─── SOURCE MATERIAL ───

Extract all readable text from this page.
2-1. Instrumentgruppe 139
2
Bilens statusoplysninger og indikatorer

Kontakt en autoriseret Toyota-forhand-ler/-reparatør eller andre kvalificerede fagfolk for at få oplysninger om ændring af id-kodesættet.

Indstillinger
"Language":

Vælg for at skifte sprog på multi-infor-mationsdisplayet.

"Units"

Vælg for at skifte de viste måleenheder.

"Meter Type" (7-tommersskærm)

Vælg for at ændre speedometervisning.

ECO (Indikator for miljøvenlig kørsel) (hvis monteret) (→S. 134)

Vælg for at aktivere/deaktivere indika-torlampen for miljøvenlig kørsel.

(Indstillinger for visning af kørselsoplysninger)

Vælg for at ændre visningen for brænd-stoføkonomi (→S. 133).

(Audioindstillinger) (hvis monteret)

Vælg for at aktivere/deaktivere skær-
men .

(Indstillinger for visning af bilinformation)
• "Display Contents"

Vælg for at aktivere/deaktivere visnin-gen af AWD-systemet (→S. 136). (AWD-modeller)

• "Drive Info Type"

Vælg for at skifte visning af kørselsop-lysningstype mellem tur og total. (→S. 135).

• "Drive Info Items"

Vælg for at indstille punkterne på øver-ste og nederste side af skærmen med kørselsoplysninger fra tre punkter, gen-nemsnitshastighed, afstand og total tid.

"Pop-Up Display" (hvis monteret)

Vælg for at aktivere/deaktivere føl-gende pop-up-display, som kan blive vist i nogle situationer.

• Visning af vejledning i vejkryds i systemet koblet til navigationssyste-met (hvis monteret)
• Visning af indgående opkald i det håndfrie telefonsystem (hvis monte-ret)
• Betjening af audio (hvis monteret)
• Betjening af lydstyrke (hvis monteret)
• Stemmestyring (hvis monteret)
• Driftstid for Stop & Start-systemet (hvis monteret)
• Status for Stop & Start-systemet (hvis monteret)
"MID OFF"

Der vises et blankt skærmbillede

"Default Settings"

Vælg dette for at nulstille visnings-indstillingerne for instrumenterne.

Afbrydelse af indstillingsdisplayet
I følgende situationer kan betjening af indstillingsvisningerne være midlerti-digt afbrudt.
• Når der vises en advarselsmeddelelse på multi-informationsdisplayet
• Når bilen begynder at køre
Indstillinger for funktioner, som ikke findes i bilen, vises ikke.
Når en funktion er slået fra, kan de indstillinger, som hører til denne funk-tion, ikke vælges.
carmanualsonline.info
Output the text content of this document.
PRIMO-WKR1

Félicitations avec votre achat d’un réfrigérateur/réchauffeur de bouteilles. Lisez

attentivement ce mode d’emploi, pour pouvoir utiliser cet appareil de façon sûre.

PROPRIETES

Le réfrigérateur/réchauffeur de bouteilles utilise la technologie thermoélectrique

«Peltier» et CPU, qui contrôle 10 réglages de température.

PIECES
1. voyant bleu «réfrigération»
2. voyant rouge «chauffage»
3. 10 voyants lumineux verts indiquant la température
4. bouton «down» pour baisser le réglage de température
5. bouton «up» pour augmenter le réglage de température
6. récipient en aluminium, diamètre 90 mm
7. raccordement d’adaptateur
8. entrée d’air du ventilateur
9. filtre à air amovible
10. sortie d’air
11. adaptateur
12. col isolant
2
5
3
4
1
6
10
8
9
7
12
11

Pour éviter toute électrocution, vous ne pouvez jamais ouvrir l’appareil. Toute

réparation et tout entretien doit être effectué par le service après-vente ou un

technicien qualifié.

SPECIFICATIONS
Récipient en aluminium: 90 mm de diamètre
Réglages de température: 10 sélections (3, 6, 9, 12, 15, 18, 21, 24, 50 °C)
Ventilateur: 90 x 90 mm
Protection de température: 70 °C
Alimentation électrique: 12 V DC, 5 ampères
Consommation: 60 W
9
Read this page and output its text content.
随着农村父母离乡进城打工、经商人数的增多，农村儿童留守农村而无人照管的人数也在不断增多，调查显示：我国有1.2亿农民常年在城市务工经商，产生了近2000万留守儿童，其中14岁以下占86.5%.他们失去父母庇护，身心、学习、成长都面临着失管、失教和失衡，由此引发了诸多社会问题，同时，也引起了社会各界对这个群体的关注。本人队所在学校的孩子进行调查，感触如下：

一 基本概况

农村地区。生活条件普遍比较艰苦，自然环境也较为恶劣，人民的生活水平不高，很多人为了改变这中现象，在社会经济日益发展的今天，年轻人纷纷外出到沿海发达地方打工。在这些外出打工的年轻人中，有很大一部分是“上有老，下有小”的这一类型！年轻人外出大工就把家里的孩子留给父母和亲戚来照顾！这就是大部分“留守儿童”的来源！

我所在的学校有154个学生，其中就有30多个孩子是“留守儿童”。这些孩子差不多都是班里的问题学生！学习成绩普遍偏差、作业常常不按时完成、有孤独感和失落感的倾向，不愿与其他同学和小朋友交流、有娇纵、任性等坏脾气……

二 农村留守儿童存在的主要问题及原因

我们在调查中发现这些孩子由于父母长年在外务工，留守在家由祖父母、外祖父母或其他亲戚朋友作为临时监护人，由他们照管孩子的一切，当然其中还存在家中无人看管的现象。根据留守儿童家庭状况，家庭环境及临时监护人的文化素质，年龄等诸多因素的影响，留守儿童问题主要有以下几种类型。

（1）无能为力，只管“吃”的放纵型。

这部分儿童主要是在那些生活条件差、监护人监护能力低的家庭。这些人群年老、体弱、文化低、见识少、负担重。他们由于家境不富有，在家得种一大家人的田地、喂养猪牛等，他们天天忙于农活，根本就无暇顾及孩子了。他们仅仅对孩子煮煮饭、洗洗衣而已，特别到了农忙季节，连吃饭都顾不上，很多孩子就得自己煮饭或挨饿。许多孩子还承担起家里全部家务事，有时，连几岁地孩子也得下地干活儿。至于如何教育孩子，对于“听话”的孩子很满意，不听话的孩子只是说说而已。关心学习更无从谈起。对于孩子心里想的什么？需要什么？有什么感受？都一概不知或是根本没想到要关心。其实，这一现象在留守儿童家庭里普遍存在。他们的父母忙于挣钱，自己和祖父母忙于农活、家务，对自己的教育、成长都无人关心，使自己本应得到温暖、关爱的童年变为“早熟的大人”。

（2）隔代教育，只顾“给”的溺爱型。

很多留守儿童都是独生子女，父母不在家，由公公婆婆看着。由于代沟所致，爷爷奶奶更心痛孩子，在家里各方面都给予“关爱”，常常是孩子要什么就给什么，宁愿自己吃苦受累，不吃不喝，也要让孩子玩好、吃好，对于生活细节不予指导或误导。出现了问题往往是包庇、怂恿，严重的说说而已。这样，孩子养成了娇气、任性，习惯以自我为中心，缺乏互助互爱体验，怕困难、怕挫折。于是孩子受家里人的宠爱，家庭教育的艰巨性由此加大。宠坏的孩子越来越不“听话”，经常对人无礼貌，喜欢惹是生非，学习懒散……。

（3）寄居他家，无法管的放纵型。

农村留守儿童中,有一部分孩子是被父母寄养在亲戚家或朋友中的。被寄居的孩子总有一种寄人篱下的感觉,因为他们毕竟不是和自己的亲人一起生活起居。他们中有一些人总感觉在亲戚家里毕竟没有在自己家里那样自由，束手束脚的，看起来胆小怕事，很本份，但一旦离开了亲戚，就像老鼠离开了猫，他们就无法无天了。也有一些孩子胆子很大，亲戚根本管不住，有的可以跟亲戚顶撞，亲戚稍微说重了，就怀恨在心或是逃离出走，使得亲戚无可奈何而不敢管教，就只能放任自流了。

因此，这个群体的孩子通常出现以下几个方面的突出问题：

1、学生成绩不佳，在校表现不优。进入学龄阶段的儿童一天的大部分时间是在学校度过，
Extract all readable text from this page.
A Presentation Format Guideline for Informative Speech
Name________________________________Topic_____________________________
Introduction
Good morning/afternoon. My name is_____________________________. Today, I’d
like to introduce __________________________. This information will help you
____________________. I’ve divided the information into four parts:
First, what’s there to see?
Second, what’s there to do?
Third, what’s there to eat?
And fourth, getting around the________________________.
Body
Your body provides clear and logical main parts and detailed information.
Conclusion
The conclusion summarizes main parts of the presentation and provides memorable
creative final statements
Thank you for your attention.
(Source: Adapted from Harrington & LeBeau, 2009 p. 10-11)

───

**TASK OBJECTIVE**
Find the lines containing "total" and pull them out.

**RESULT OF THE TASK**
Vælg for at skifte visning af kørselsop-lysningstype mellem tur og total. (→S. 135).
Vælg for at indstille punkterne på øver-ste og nederste side af skærmen med kørselsoplysninger fra tre punkter, gen-nemsnitshastighed, afstand og total tid.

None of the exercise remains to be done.